- _Goal of the exercise_: Return each entry exactly, omitting nothing.

Dataset entries on figures:
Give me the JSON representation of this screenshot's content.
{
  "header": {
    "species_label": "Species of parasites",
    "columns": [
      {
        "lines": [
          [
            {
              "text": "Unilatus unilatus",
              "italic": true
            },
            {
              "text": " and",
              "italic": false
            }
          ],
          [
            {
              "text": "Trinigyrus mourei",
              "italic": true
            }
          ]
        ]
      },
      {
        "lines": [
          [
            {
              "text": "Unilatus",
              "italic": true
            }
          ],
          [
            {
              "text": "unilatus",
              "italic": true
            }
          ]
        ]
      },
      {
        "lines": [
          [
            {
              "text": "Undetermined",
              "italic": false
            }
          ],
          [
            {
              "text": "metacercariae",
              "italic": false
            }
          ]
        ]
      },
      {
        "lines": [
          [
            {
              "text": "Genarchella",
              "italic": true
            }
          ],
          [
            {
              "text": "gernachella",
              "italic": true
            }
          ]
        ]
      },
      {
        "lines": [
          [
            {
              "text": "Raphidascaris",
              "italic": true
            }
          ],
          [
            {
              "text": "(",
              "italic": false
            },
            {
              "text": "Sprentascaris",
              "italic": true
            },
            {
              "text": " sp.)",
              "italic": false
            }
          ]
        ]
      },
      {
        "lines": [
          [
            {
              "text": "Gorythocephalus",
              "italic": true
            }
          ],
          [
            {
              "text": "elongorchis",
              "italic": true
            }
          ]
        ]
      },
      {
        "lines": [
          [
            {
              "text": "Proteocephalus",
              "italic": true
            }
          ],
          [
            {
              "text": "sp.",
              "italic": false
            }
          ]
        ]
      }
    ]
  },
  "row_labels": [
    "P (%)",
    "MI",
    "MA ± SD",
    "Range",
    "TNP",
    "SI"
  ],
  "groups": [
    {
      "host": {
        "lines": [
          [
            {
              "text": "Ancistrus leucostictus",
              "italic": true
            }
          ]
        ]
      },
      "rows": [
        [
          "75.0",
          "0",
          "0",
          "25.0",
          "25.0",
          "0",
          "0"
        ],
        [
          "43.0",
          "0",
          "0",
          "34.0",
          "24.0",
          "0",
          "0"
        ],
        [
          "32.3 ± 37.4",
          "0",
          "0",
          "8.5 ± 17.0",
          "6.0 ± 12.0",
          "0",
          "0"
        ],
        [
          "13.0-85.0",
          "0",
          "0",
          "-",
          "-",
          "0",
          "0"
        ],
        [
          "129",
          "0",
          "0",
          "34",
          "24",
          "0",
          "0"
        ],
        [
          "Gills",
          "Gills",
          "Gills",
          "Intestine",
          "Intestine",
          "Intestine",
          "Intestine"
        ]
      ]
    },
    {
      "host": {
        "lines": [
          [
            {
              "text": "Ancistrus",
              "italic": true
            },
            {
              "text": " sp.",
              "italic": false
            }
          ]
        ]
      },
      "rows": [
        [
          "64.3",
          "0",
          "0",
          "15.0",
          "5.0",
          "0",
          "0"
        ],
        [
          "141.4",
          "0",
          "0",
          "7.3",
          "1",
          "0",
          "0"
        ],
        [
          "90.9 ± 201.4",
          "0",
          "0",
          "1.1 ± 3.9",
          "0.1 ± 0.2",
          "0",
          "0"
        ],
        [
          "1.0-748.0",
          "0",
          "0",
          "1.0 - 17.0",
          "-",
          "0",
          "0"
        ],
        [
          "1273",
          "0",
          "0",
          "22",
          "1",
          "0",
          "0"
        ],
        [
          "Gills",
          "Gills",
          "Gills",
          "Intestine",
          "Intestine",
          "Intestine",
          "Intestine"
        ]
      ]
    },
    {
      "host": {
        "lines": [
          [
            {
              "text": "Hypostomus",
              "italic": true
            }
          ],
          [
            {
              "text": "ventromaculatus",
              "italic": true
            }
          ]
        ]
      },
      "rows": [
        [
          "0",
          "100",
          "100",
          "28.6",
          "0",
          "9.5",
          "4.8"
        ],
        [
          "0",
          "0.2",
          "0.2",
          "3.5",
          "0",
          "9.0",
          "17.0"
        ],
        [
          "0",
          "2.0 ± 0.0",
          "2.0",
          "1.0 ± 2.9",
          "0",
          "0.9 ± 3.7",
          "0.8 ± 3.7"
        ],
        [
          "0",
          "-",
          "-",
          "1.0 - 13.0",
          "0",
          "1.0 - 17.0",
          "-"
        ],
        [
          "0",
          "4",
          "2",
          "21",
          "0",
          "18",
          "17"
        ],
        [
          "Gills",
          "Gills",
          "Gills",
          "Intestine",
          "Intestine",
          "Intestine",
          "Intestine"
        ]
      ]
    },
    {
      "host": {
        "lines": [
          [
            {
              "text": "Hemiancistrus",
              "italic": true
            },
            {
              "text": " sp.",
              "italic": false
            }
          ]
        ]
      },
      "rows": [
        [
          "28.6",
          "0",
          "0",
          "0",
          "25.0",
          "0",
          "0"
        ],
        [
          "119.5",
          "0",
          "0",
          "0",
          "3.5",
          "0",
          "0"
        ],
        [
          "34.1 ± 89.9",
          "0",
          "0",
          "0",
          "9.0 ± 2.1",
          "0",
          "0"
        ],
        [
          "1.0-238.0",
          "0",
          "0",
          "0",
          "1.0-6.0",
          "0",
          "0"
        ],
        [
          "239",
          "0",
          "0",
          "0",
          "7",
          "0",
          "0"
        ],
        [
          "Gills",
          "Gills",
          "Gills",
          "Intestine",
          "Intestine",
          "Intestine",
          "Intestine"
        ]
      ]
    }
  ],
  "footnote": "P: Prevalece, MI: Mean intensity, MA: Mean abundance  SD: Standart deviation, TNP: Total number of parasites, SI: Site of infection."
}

- _Result_:
Give me the JSON representation of this screenshot's content.
{
  "header": {
    "species_label": "Species of parasites",
    "columns": [
      {
        "lines": [
          [
            {
              "text": "Unilatus unilatus",
              "italic": true
            },
            {
              "text": " and",
              "italic": false
            }
          ],
          [
            {
              "text": "Trinigyrus mourei",
              "italic": true
            }
          ]
        ]
      },
      {
        "lines": [
          [
            {
              "text": "Unilatus",
              "italic": true
            }
          ],
          [
            {
              "text": "unilatus",
              "italic": true
            }
          ]
        ]
      },
      {
        "lines": [
          [
            {
              "text": "Undetermined",
              "italic": false
            }
          ],
          [
            {
              "text": "metacercariae",
              "italic": false
            }
          ]
        ]
      },
      {
        "lines": [
          [
            {
              "text": "Genarchella",
              "italic": true
            }
          ],
          [
            {
              "text": "gernachella",
              "italic": true
            }
          ]
        ]
      },
      {
        "lines": [
          [
            {
              "text": "Raphidascaris",
              "italic": true
            }
          ],
          [
            {
              "text": "(",
              "italic": false
            },
            {
              "text": "Sprentascaris",
              "italic": true
            },
            {
              "text": " sp.)",
              "italic": false
            }
          ]
        ]
      },
      {
        "lines": [
          [
            {
              "text": "Gorythocephalus",
              "italic": true
            }
          ],
          [
            {
              "text": "elongorchis",
              "italic": true
            }
          ]
        ]
      },
      {
        "lines": [
          [
            {
              "text": "Proteocephalus",
              "italic": true
            }
          ],
          [
            {
              "text": "sp.",
              "italic": false
            }
          ]
        ]
      }
    ]
  },
  "row_labels": [
    "P (%)",
    "MI",
    "MA ± SD",
    "Range",
    "TNP",
    "SI"
  ],
  "groups": [
    {
      "host": {
        "lines": [
          [
            {
              "text": "Ancistrus leucostictus",
              "italic": true
            }
          ]
        ]
      },
      "rows": [
        [
          "75.0",
          "0",
          "0",
          "25.0",
          "25.0",
          "0",
          "0"
        ],
        [
          "43.0",
          "0",
          "0",
          "34.0",
          "24.0",
          "0",
          "0"
        ],
        [
          "32.3 ± 37.4",
          "0",
          "0",
          "8.5 ± 17.0",
          "6.0 ± 12.0",
          "0",
          "0"
        ],
        [
          "13.0-85.0",
          "0",
          "0",
          "-",
          "-",
          "0",
          "0"
        ],
        [
          "129",
          "0",
          "0",
          "34",
          "24",
          "0",
          "0"
        ],
        [
          "Gills",
          "Gills",
          "Gills",
          "Intestine",
          "Intestine",
          "Intestine",
          "Intestine"
        ]
      ]
    },
    {
      "host": {
        "lines": [
          [
            {
              "text": "Ancistrus",
              "italic": true
            },
            {
              "text": " sp.",
              "italic": false
            }
          ]
        ]
      },
      "rows": [
        [
          "64.3",
          "0",
          "0",
          "15.0",
          "5.0",
          "0",
          "0"
        ],
        [
          "141.4",
          "0",
          "0",
          "7.3",
          "1",
          "0",
          "0"
        ],
        [
          "90.9 ± 201.4",
          "0",
          "0",
          "1.1 ± 3.9",
          "0.1 ± 0.2",
          "0",
          "0"
        ],
        [
          "1.0-748.0",
          "0",
          "0",
          "1.0 - 17.0",
          "-",
          "0",
          "0"
        ],
        [
          "1273",
          "0",
          "0",
          "22",
          "1",
          "0",
          "0"
        ],
        [
          "Gills",
          "Gills",
          "Gills",
          "Intestine",
          "Intestine",
          "Intestine",
          "Intestine"
        ]
      ]
    },
    {
      "host": {
        "lines": [
          [
            {
              "text": "Hypostomus",
              "italic": true
            }
          ],
          [
            {
              "text": "ventromaculatus",
              "italic": true
            }
          ]
        ]
      },
      "rows": [
        [
          "0",
          "100",
          "100",
          "28.6",
          "0",
          "9.5",
          "4.8"
        ],
        [
          "0",
          "0.2",
          "0.2",
          "3.5",
          "0",
          "9.0",
          "17.0"
        ],
        [
          "0",
          "2.0 ± 0.0",
          "2.0",
          "1.0 ± 2.9",
          "0",
          "0.9 ± 3.7",
          "0.8 ± 3.7"
        ],
        [
          "0",
          "-",
          "-",
          "1.0 - 13.0",
          "0",
          "1.0 - 17.0",
          "-"
        ],
        [
          "0",
          "4",
          "2",
          "21",
          "0",
          "18",
          "17"
        ],
        [
          "Gills",
          "Gills",
          "Gills",
          "Intestine",
          "Intestine",
          "Intestine",
          "Intestine"
        ]
      ]
    },
    {
      "host": {
        "lines": [
          [
            {
              "text": "Hemiancistrus",
              "italic": true
            },
            {
              "text": " sp.",
              "italic": false
            }
          ]
        ]
      },
      "rows": [
        [
          "28.6",
          "0",
          "0",
          "0",
          "25.0",
          "0",
          "0"
        ],
        [
          "119.5",
          "0",
          "0",
          "0",
          "3.5",
          "0",
          "0"
        ],
        [
          "34.1 ± 89.9",
          "0",
          "0",
          "0",
          "9.0 ± 2.1",
          "0",
          "0"
        ],
        [
          "1.0-238.0",
          "0",
          "0",
          "0",
          "1.0-6.0",
          "0",
          "0"
        ],
        [
          "239",
          "0",
          "0",
          "0",
          "7",
          "0",
          "0"
        ],
        [
          "Gills",
          "Gills",
          "Gills",
          "Intestine",
          "Intestine",
          "Intestine",
          "Intestine"
        ]
      ]
    }
  ],
  "footnote": "P: Prevalece, MI: Mean intensity, MA: Mean abundance  SD: Standart deviation, TNP: Total number of parasites, SI: Site of infection."
}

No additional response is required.